● **DATA**
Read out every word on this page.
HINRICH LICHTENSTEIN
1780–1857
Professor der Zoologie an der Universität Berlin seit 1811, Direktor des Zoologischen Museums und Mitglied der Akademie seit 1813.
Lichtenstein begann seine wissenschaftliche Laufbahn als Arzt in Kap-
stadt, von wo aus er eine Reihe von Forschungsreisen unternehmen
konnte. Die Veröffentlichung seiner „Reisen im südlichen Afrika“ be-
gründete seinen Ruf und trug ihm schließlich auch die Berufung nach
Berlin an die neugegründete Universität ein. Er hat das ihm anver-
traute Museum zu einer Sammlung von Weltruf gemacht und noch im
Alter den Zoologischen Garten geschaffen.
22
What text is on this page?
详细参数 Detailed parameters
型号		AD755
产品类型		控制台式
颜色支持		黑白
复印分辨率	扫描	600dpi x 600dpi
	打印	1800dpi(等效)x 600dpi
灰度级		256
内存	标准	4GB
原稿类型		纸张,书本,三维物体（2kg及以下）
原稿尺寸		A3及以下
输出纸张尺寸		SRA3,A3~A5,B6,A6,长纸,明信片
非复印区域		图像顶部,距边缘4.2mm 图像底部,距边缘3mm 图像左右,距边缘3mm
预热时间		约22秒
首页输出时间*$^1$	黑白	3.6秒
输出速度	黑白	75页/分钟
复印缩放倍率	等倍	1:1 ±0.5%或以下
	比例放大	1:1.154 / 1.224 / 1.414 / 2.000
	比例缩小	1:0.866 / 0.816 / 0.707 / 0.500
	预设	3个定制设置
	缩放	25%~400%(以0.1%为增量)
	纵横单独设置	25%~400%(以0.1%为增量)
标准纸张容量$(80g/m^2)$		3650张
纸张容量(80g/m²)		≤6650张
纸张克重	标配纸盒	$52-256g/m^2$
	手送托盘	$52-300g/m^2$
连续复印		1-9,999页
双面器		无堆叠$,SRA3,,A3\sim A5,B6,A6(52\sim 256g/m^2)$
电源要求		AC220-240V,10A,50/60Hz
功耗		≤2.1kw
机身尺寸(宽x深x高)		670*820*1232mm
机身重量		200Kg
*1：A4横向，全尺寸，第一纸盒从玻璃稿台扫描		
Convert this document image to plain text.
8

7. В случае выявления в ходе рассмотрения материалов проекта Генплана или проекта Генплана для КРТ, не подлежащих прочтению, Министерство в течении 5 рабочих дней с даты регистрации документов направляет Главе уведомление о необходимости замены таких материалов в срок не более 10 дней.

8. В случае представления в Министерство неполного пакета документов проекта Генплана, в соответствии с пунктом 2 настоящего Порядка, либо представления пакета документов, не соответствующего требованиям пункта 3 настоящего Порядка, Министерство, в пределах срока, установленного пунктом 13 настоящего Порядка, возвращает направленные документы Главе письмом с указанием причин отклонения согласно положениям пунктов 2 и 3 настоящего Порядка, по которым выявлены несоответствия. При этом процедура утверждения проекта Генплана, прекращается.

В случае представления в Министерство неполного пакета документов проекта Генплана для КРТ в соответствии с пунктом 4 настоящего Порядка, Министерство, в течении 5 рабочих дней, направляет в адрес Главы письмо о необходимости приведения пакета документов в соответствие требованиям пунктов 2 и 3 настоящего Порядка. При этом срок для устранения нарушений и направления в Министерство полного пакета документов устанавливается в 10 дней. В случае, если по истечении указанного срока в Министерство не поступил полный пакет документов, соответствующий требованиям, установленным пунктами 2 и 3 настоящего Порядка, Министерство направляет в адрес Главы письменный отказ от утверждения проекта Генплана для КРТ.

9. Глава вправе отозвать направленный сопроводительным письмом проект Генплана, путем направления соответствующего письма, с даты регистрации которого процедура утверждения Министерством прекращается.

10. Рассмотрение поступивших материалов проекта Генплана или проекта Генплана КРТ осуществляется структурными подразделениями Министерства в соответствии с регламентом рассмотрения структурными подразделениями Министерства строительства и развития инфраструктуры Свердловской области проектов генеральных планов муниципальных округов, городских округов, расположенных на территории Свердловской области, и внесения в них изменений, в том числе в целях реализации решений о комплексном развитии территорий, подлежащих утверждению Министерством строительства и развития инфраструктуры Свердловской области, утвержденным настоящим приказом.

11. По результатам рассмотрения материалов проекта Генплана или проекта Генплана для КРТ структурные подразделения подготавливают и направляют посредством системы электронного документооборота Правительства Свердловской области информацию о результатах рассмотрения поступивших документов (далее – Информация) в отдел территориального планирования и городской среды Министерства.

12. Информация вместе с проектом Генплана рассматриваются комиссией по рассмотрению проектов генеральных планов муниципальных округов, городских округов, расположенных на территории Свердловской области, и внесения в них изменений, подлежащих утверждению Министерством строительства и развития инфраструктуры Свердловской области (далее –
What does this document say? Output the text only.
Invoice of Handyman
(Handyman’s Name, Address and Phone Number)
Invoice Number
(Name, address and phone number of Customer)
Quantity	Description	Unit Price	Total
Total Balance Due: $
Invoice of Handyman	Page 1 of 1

● **BRIEF**
Find every line in the records that has the string "Berlin", then state how many there are and nothing else.

● **SOLUTION TO THIS TASK**
2